> [EXTRACTED MATERIAL]
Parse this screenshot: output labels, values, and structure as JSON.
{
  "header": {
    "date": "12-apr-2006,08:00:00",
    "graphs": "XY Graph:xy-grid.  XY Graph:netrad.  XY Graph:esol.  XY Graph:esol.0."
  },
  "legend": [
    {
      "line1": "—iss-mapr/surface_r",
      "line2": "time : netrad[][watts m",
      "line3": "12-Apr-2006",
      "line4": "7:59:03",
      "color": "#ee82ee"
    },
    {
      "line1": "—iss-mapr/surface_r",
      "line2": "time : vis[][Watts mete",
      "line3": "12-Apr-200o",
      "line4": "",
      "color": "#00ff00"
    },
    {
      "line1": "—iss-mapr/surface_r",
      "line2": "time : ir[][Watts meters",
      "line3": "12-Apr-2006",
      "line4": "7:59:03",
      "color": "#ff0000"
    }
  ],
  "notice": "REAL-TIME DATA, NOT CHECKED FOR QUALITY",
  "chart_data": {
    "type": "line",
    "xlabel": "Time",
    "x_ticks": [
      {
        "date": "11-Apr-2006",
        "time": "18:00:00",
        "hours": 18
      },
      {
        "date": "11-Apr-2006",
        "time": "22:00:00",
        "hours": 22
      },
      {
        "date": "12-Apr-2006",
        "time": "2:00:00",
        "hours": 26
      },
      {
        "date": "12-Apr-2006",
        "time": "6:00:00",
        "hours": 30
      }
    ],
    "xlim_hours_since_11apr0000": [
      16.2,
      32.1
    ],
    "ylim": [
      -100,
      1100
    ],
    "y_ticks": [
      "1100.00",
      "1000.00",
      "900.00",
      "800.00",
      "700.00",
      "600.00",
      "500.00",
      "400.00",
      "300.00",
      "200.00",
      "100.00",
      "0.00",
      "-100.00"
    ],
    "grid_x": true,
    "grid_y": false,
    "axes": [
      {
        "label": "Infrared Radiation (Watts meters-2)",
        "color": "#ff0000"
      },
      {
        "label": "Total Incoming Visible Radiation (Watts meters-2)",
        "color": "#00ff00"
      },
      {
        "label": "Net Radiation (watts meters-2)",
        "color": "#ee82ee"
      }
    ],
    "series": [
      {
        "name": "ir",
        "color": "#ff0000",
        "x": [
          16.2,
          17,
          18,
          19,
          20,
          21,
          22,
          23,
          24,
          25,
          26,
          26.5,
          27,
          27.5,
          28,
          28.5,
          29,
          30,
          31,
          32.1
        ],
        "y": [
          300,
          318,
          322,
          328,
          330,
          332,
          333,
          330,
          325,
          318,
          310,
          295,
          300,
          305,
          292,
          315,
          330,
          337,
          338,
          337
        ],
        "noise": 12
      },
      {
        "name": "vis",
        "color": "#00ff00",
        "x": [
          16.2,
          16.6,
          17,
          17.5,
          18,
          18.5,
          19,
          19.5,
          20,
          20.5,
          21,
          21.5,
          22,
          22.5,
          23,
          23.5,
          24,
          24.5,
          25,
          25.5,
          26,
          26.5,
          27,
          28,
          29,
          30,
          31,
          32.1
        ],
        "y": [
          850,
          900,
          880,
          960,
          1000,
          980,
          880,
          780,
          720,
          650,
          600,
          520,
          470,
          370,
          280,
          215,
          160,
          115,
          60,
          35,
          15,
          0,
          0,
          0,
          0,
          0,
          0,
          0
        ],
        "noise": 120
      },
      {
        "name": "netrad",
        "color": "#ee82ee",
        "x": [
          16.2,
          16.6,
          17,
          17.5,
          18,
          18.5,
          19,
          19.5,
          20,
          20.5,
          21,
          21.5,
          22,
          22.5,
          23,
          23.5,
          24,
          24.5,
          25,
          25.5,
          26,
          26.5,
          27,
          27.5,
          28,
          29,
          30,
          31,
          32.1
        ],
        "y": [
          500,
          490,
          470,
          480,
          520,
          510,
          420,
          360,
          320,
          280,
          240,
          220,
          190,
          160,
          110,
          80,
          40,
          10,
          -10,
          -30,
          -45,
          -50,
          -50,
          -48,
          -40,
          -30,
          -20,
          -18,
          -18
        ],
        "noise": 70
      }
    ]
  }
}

> [REQUIRED TASK]
Exact output of every entry is required.

> [THE ANSWER]
Parse this screenshot: output labels, values, and structure as JSON.
{
  "header": {
    "date": "12-apr-2006,08:00:00",
    "graphs": "XY Graph:xy-grid.  XY Graph:netrad.  XY Graph:esol.  XY Graph:esol.0."
  },
  "legend": [
    {
      "line1": "—iss-mapr/surface_r",
      "line2": "time : netrad[][watts m",
      "line3": "12-Apr-2006",
      "line4": "7:59:03",
      "color": "#ee82ee"
    },
    {
      "line1": "—iss-mapr/surface_r",
      "line2": "time : vis[][Watts mete",
      "line3": "12-Apr-200o",
      "line4": "",
      "color": "#00ff00"
    },
    {
      "line1": "—iss-mapr/surface_r",
      "line2": "time : ir[][Watts meters",
      "line3": "12-Apr-2006",
      "line4": "7:59:03",
      "color": "#ff0000"
    }
  ],
  "notice": "REAL-TIME DATA, NOT CHECKED FOR QUALITY",
  "chart_data": {
    "type": "line",
    "xlabel": "Time",
    "x_ticks": [
      {
        "date": "11-Apr-2006",
        "time": "18:00:00",
        "hours": 18
      },
      {
        "date": "11-Apr-2006",
        "time": "22:00:00",
        "hours": 22
      },
      {
        "date": "12-Apr-2006",
        "time": "2:00:00",
        "hours": 26
      },
      {
        "date": "12-Apr-2006",
        "time": "6:00:00",
        "hours": 30
      }
    ],
    "xlim_hours_since_11apr0000": [
      16.2,
      32.1
    ],
    "ylim": [
      -100,
      1100
    ],
    "y_ticks": [
      "1100.00",
      "1000.00",
      "900.00",
      "800.00",
      "700.00",
      "600.00",
      "500.00",
      "400.00",
      "300.00",
      "200.00",
      "100.00",
      "0.00",
      "-100.00"
    ],
    "grid_x": true,
    "grid_y": false,
    "axes": [
      {
        "label": "Infrared Radiation (Watts meters-2)",
        "color": "#ff0000"
      },
      {
        "label": "Total Incoming Visible Radiation (Watts meters-2)",
        "color": "#00ff00"
      },
      {
        "label": "Net Radiation (watts meters-2)",
        "color": "#ee82ee"
      }
    ],
    "series": [
      {
        "name": "ir",
        "color": "#ff0000",
        "x": [
          16.2,
          17,
          18,
          19,
          20,
          21,
          22,
          23,
          24,
          25,
          26,
          26.5,
          27,
          27.5,
          28,
          28.5,
          29,
          30,
          31,
          32.1
        ],
        "y": [
          300,
          318,
          322,
          328,
          330,
          332,
          333,
          330,
          325,
          318,
          310,
          295,
          300,
          305,
          292,
          315,
          330,
          337,
          338,
          337
        ],
        "noise": 12
      },
      {
        "name": "vis",
        "color": "#00ff00",
        "x": [
          16.2,
          16.6,
          17,
          17.5,
          18,
          18.5,
          19,
          19.5,
          20,
          20.5,
          21,
          21.5,
          22,
          22.5,
          23,
          23.5,
          24,
          24.5,
          25,
          25.5,
          26,
          26.5,
          27,
          28,
          29,
          30,
          31,
          32.1
        ],
        "y": [
          850,
          900,
          880,
          960,
          1000,
          980,
          880,
          780,
          720,
          650,
          600,
          520,
          470,
          370,
          280,
          215,
          160,
          115,
          60,
          35,
          15,
          0,
          0,
          0,
          0,
          0,
          0,
          0
        ],
        "noise": 120
      },
      {
        "name": "netrad",
        "color": "#ee82ee",
        "x": [
          16.2,
          16.6,
          17,
          17.5,
          18,
          18.5,
          19,
          19.5,
          20,
          20.5,
          21,
          21.5,
          22,
          22.5,
          23,
          23.5,
          24,
          24.5,
          25,
          25.5,
          26,
          26.5,
          27,
          27.5,
          28,
          29,
          30,
          31,
          32.1
        ],
        "y": [
          500,
          490,
          470,
          480,
          520,
          510,
          420,
          360,
          320,
          280,
          240,
          220,
          190,
          160,
          110,
          80,
          40,
          10,
          -10,
          -30,
          -45,
          -50,
          -50,
          -48,
          -40,
          -30,
          -20,
          -18,
          -18
        ],
        "noise": 70
      }
    ]
  }
}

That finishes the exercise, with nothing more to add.